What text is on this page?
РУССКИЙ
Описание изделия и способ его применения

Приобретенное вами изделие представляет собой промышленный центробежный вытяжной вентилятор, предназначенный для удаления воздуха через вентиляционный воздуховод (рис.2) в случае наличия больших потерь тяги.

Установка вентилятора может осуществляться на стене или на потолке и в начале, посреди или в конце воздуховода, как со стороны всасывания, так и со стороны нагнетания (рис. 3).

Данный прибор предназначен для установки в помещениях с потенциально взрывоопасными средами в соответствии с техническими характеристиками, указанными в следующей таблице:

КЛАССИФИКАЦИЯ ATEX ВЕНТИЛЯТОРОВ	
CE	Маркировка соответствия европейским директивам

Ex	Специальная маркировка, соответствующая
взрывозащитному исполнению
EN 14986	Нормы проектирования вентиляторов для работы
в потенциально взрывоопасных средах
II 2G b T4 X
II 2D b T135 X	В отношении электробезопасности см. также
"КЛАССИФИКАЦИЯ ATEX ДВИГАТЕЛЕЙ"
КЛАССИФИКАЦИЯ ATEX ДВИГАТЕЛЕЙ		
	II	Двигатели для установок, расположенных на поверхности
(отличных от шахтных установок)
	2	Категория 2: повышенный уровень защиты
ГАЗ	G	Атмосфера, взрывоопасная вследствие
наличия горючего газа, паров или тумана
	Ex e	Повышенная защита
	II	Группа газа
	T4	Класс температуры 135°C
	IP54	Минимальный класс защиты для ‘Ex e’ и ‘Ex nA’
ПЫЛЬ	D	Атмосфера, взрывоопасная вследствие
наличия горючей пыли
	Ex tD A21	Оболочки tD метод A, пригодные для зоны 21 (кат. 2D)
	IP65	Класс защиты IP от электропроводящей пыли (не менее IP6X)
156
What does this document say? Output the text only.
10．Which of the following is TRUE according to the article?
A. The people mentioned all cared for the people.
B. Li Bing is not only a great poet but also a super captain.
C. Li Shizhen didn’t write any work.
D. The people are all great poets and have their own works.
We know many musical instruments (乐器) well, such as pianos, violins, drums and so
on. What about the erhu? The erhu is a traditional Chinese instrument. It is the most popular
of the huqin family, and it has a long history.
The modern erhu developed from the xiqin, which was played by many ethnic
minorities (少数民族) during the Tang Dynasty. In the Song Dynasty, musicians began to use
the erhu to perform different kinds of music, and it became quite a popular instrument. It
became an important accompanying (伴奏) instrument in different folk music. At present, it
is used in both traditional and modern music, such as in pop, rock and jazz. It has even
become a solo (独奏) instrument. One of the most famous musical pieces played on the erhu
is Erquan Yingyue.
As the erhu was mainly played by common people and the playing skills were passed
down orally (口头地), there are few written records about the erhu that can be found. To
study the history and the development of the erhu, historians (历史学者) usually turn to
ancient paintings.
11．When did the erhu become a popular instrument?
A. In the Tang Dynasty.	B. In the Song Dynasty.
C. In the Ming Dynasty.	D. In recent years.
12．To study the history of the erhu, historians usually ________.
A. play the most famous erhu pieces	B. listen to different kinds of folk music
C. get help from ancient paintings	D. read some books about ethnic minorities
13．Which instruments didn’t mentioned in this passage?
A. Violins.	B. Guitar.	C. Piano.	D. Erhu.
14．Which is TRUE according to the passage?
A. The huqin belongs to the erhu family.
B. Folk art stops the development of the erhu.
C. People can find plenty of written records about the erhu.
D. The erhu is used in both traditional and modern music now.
□ □ □ □ □
Extract, word for word, each line of the listing above.

What text is on this page?
РУССКИЙ
Описание изделия и способ его применения

Приобретенное вами изделие представляет собой промышленный центробежный вытяжной вентилятор, предназначенный для удаления воздуха через вентиляционный воздуховод (рис.2) в случае наличия больших потерь тяги.

Установка вентилятора может осуществляться на стене или на потолке и в начале, посреди или в конце воздуховода, как со стороны всасывания, так и со стороны нагнетания (рис. 3).

Данный прибор предназначен для установки в помещениях с потенциально взрывоопасными средами в соответствии с техническими характеристиками, указанными в следующей таблице:

КЛАССИФИКАЦИЯ ATEX ВЕНТИЛЯТОРОВ	
CE	Маркировка соответствия европейским директивам

Ex	Специальная маркировка, соответствующая
взрывозащитному исполнению
EN 14986	Нормы проектирования вентиляторов для работы
в потенциально взрывоопасных средах
II 2G b T4 X
II 2D b T135 X	В отношении электробезопасности см. также
"КЛАССИФИКАЦИЯ ATEX ДВИГАТЕЛЕЙ"
КЛАССИФИКАЦИЯ ATEX ДВИГАТЕЛЕЙ		
	II	Двигатели для установок, расположенных на поверхности
(отличных от шахтных установок)
	2	Категория 2: повышенный уровень защиты
ГАЗ	G	Атмосфера, взрывоопасная вследствие
наличия горючего газа, паров или тумана
	Ex e	Повышенная защита
	II	Группа газа
	T4	Класс температуры 135°C
	IP54	Минимальный класс защиты для ‘Ex e’ и ‘Ex nA’
ПЫЛЬ	D	Атмосфера, взрывоопасная вследствие
наличия горючей пыли
	Ex tD A21	Оболочки tD метод A, пригодные для зоны 21 (кат. 2D)
	IP65	Класс защиты IP от электропроводящей пыли (не менее IP6X)
156
What does this document say? Output the text only.
10．Which of the following is TRUE according to the article?
A. The people mentioned all cared for the people.
B. Li Bing is not only a great poet but also a super captain.
C. Li Shizhen didn’t write any work.
D. The people are all great poets and have their own works.
We know many musical instruments (乐器) well, such as pianos, violins, drums and so
on. What about the erhu? The erhu is a traditional Chinese instrument. It is the most popular
of the huqin family, and it has a long history.
The modern erhu developed from the xiqin, which was played by many ethnic
minorities (少数民族) during the Tang Dynasty. In the Song Dynasty, musicians began to use
the erhu to perform different kinds of music, and it became quite a popular instrument. It
became an important accompanying (伴奏) instrument in different folk music. At present, it
is used in both traditional and modern music, such as in pop, rock and jazz. It has even
become a solo (独奏) instrument. One of the most famous musical pieces played on the erhu
is Erquan Yingyue.
As the erhu was mainly played by common people and the playing skills were passed
down orally (口头地), there are few written records about the erhu that can be found. To
study the history and the development of the erhu, historians (历史学者) usually turn to
ancient paintings.
11．When did the erhu become a popular instrument?
A. In the Tang Dynasty.	B. In the Song Dynasty.
C. In the Ming Dynasty.	D. In recent years.
12．To study the history of the erhu, historians usually ________.
A. play the most famous erhu pieces	B. listen to different kinds of folk music
C. get help from ancient paintings	D. read some books about ethnic minorities
13．Which instruments didn’t mentioned in this passage?
A. Violins.	B. Guitar.	C. Piano.	D. Erhu.
14．Which is TRUE according to the passage?
A. The huqin belongs to the erhu family.
B. Folk art stops the development of the erhu.
C. People can find plenty of written records about the erhu.
D. The erhu is used in both traditional and modern music now.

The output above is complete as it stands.